» Task instructions
Lines containing the word "diesem" are the ones to copy from the records below.

+++ Entries shown +++

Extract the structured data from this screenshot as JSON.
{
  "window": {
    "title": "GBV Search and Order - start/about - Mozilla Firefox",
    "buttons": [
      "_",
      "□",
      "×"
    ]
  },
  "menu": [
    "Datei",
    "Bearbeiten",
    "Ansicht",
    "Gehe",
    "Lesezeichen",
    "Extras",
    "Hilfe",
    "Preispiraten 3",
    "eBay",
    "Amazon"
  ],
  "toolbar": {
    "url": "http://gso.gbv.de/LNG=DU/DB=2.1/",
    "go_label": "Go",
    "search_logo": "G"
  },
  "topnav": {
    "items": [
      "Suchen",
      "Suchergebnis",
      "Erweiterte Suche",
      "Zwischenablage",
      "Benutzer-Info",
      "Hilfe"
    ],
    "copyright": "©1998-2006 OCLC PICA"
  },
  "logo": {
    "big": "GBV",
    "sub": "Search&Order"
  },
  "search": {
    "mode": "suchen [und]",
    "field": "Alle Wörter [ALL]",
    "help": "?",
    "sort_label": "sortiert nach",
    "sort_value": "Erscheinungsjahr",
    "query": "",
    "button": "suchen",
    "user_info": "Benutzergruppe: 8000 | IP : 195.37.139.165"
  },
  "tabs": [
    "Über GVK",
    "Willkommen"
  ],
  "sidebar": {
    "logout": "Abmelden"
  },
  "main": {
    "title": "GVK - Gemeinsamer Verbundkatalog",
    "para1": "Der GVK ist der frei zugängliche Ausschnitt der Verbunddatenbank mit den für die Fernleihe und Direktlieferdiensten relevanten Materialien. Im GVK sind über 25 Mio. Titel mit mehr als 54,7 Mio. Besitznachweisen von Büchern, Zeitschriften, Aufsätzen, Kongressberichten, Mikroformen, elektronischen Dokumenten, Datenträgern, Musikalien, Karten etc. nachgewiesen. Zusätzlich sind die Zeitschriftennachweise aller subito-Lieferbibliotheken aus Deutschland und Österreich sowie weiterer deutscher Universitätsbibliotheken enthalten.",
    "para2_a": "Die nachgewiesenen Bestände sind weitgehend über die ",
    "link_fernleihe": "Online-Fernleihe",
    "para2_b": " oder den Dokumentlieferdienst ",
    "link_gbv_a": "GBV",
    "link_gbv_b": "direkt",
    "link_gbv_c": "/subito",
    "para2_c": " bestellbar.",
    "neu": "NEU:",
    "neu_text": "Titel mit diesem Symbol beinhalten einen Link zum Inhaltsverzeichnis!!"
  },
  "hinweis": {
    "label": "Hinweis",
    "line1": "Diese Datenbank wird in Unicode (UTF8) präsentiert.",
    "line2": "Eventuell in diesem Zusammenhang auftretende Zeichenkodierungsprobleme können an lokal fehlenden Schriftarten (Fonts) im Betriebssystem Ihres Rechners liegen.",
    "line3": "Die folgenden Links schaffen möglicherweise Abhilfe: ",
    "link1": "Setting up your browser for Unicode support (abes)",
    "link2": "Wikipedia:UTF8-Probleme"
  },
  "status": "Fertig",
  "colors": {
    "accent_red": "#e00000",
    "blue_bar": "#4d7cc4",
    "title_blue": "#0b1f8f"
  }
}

+++

» Written reply
    "neu_text": "Titel mit diesem Symbol beinhalten einen Link zum Inhaltsverzeichnis!!"
    "line2": "Eventuell in diesem Zusammenhang auftretende Zeichenkodierungsprobleme können an lokal fehlenden Schriftarten (Fonts) im Betriebssystem Ihres Rechners liegen.",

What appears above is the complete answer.